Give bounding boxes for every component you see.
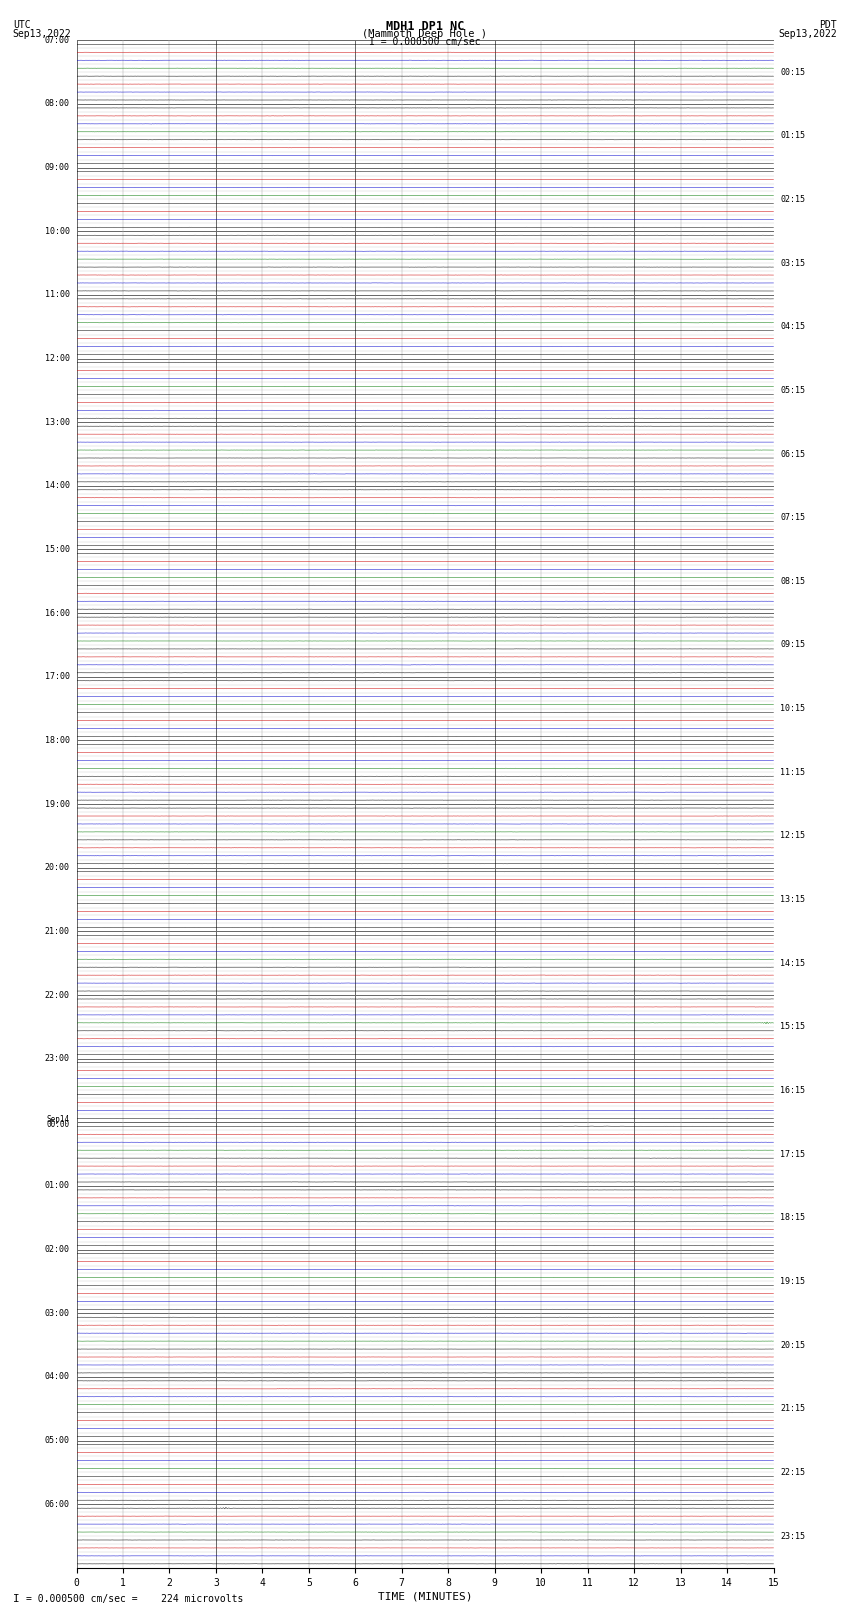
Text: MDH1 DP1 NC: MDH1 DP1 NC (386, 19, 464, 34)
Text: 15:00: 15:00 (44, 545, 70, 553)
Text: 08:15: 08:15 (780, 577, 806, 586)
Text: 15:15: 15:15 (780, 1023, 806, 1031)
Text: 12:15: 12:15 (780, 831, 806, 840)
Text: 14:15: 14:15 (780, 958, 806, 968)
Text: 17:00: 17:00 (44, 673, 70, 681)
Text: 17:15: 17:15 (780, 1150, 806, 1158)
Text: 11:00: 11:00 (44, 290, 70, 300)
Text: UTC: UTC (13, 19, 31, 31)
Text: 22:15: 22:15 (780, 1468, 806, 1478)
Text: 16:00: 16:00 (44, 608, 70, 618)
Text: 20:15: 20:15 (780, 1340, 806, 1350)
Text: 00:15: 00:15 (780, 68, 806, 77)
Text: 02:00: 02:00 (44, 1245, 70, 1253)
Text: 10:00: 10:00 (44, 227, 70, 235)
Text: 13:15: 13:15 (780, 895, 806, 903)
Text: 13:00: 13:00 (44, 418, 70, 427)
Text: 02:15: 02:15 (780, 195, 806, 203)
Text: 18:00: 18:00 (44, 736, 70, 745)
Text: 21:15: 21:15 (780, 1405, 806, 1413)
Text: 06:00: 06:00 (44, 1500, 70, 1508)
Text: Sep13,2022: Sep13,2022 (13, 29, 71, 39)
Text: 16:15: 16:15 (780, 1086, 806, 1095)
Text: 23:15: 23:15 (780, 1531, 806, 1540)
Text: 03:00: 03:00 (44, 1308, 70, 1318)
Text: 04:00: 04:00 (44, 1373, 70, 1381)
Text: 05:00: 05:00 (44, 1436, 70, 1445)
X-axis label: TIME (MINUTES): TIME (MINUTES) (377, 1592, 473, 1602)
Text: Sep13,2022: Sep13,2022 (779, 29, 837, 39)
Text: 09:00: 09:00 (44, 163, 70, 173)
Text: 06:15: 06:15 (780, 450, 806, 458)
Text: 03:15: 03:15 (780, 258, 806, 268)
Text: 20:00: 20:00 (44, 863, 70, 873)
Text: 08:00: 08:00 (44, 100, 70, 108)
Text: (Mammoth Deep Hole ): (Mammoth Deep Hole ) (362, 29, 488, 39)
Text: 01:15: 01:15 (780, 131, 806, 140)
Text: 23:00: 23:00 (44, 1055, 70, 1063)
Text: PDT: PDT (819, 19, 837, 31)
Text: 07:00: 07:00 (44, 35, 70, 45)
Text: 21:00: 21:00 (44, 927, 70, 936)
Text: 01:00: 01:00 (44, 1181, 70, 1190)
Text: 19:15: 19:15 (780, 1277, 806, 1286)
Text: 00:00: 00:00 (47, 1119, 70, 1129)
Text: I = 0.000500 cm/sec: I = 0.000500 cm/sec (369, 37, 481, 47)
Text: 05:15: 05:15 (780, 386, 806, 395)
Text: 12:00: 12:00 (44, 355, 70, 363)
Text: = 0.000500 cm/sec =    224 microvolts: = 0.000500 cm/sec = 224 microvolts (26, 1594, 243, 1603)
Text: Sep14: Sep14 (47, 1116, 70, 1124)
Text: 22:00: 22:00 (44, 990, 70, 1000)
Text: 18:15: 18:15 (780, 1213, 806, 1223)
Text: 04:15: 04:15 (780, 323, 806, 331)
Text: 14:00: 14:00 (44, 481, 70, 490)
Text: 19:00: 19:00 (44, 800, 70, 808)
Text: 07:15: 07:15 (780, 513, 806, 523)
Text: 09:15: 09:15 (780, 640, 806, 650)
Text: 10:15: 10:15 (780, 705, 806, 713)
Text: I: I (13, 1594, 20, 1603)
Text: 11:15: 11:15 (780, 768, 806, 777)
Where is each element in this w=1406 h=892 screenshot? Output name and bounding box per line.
...
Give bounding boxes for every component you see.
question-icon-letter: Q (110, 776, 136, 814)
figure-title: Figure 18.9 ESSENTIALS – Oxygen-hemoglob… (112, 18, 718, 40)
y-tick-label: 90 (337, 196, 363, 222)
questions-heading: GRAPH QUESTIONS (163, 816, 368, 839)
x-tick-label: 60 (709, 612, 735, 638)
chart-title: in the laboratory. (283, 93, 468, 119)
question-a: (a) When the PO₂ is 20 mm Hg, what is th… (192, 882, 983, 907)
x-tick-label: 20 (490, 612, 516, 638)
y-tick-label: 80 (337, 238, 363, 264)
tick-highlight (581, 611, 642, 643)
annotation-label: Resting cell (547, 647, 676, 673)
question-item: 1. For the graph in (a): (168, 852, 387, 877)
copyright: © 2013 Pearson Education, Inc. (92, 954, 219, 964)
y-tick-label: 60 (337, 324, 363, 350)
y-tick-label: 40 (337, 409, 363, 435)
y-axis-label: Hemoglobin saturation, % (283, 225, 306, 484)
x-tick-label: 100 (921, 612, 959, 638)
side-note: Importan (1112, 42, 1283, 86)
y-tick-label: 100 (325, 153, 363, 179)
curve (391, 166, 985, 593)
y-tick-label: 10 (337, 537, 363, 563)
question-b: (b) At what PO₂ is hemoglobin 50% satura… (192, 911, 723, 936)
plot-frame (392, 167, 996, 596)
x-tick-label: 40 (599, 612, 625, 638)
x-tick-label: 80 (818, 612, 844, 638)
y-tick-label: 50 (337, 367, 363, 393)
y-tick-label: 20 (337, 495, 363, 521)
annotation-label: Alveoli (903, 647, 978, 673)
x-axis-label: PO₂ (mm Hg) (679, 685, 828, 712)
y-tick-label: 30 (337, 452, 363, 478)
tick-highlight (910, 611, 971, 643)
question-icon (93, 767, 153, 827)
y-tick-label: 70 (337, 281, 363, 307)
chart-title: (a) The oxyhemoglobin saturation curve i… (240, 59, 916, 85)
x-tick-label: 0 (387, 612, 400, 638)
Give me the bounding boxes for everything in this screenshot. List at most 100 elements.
==
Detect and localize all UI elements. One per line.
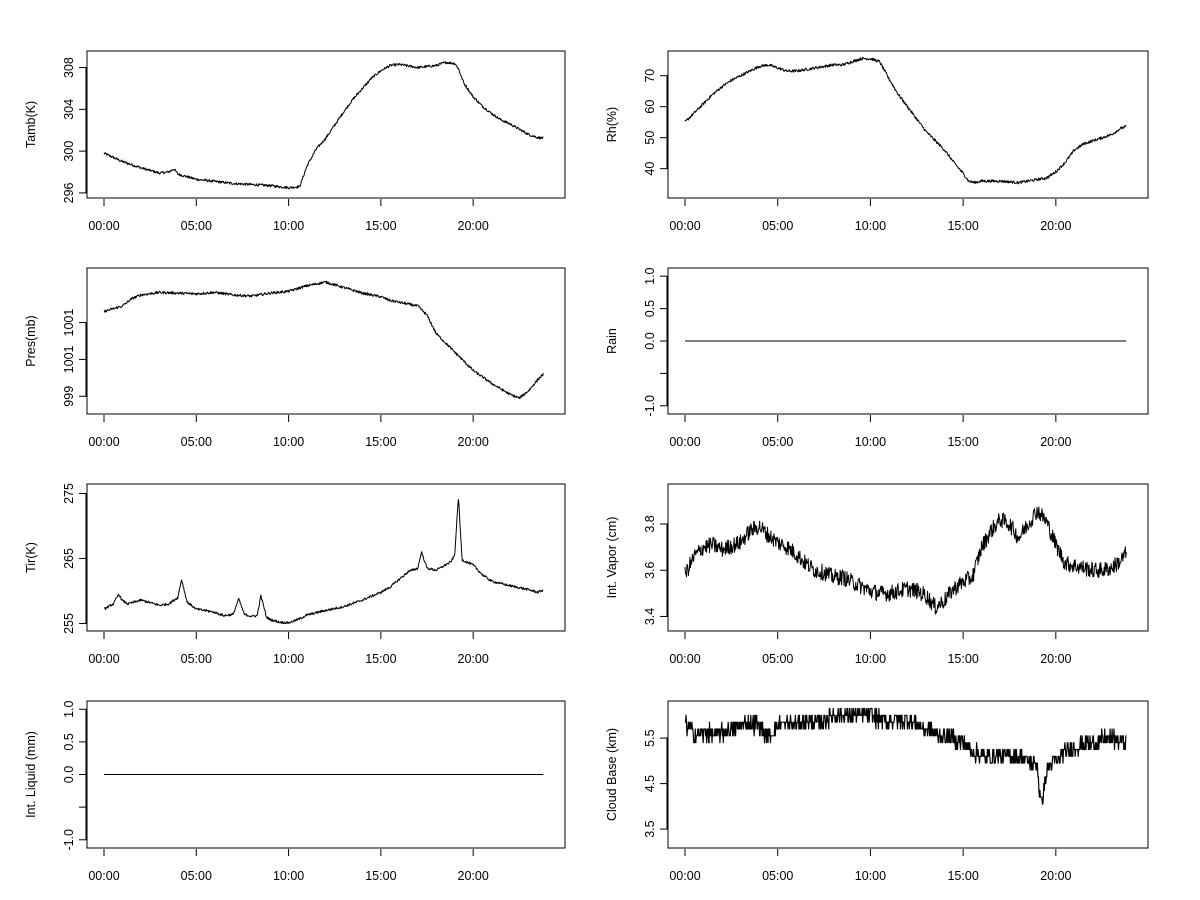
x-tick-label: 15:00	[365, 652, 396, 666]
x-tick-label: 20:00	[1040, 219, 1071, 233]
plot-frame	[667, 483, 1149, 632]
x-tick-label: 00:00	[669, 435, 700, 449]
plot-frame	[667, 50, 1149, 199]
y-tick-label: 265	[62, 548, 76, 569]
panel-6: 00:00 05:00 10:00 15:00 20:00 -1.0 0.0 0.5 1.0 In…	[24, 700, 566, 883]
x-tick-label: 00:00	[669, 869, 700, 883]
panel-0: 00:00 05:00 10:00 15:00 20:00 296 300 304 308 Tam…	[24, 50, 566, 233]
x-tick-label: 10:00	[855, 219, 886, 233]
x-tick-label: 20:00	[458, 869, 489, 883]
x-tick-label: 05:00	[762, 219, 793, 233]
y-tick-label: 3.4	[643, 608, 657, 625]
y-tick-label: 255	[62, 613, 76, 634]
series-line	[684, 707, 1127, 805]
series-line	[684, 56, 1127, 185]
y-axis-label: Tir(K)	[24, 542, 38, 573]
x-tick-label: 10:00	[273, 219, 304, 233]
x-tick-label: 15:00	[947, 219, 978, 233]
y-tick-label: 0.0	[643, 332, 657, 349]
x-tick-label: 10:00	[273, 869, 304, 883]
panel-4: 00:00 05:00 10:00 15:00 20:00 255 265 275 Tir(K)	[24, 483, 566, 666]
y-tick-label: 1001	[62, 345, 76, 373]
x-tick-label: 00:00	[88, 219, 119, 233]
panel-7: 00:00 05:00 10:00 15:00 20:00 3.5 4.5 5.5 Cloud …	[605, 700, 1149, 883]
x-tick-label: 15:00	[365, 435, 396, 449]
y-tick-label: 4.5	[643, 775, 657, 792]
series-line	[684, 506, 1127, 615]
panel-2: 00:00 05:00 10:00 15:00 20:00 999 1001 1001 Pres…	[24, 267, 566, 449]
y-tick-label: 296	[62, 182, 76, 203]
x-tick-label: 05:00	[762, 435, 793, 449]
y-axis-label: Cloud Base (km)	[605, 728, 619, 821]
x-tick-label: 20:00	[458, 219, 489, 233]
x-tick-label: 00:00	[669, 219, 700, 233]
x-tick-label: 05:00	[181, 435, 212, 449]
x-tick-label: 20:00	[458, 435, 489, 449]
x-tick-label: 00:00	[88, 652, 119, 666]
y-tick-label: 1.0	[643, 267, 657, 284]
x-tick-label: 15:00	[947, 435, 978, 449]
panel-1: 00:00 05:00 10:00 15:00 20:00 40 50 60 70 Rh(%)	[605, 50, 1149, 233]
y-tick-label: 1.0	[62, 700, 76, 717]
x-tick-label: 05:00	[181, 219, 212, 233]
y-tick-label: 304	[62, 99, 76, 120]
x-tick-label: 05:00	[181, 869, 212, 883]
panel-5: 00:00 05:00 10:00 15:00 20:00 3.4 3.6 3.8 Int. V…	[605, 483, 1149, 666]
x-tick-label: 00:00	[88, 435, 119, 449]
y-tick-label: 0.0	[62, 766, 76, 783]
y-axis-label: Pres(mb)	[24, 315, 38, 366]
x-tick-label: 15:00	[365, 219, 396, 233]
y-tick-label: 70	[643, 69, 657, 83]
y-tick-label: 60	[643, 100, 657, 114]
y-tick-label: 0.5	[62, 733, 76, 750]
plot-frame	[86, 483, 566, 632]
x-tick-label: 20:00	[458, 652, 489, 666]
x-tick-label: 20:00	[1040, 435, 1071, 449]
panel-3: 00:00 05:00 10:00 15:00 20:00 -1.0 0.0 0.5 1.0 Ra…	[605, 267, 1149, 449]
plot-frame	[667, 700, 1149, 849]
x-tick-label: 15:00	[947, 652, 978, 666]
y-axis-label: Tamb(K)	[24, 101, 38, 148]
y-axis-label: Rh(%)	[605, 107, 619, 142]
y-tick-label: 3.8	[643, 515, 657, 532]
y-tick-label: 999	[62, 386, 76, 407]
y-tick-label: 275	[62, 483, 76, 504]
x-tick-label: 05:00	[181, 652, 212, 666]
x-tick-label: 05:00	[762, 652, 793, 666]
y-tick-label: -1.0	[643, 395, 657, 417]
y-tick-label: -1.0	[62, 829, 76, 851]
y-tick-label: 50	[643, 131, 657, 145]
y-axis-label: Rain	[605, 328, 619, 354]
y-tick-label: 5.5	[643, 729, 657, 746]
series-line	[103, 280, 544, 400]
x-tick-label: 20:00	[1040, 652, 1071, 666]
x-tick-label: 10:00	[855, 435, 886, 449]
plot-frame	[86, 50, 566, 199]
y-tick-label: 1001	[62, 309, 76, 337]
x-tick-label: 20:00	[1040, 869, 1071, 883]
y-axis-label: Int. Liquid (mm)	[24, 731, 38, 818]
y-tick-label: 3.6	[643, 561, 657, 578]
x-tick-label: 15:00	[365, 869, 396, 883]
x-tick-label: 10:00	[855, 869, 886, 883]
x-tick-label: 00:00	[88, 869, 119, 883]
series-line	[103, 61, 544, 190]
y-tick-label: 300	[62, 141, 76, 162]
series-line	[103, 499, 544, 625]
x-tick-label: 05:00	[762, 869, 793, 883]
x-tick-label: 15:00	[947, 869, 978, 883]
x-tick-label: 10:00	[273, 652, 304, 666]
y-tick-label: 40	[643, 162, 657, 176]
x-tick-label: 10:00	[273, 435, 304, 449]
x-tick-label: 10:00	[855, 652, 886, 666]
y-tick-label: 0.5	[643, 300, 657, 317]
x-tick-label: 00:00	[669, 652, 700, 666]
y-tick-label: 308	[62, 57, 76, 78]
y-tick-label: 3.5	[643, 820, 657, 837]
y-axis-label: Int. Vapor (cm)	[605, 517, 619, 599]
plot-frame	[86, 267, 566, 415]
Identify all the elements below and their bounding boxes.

— REQUIRED TASK —
Reproduce the items beginning at the line that contains "Text: MDH1 DP1" and ending after the line that contains "Text: 20:00: 20:00 (44, 863, 70, 873)". Replace "UTC" with "GMT" and leave everything else unchanged.

— FINAL RESULT —
Text: MDH1 DP1 NC: MDH1 DP1 NC (386, 19, 464, 34)
Text: 15:00: 15:00 (44, 545, 70, 553)
Text: 08:15: 08:15 (780, 577, 806, 586)
Text: 15:15: 15:15 (780, 1023, 806, 1031)
Text: 12:15: 12:15 (780, 831, 806, 840)
Text: 14:15: 14:15 (780, 958, 806, 968)
Text: 17:00: 17:00 (44, 673, 70, 681)
Text: 17:15: 17:15 (780, 1150, 806, 1158)
Text: 11:00: 11:00 (44, 290, 70, 300)
Text: GMT: GMT (13, 19, 31, 31)
Text: 22:15: 22:15 (780, 1468, 806, 1478)
Text: 16:00: 16:00 (44, 608, 70, 618)
Text: 20:15: 20:15 (780, 1340, 806, 1350)
Text: 00:15: 00:15 (780, 68, 806, 77)
Text: 02:00: 02:00 (44, 1245, 70, 1253)
Text: 10:00: 10:00 (44, 227, 70, 235)
Text: 13:15: 13:15 (780, 895, 806, 903)
Text: 13:00: 13:00 (44, 418, 70, 427)
Text: 02:15: 02:15 (780, 195, 806, 203)
Text: 18:00: 18:00 (44, 736, 70, 745)
Text: 21:15: 21:15 (780, 1405, 806, 1413)
Text: 06:00: 06:00 (44, 1500, 70, 1508)
Text: Sep13,2022: Sep13,2022 (13, 29, 71, 39)
Text: 16:15: 16:15 (780, 1086, 806, 1095)
Text: 23:15: 23:15 (780, 1531, 806, 1540)
Text: 03:00: 03:00 (44, 1308, 70, 1318)
Text: 04:00: 04:00 (44, 1373, 70, 1381)
Text: 05:00: 05:00 (44, 1436, 70, 1445)
X-axis label: TIME (MINUTES): TIME (MINUTES) (377, 1592, 473, 1602)
Text: Sep13,2022: Sep13,2022 (779, 29, 837, 39)
Text: 09:00: 09:00 (44, 163, 70, 173)
Text: 06:15: 06:15 (780, 450, 806, 458)
Text: 03:15: 03:15 (780, 258, 806, 268)
Text: 20:00: 20:00 (44, 863, 70, 873)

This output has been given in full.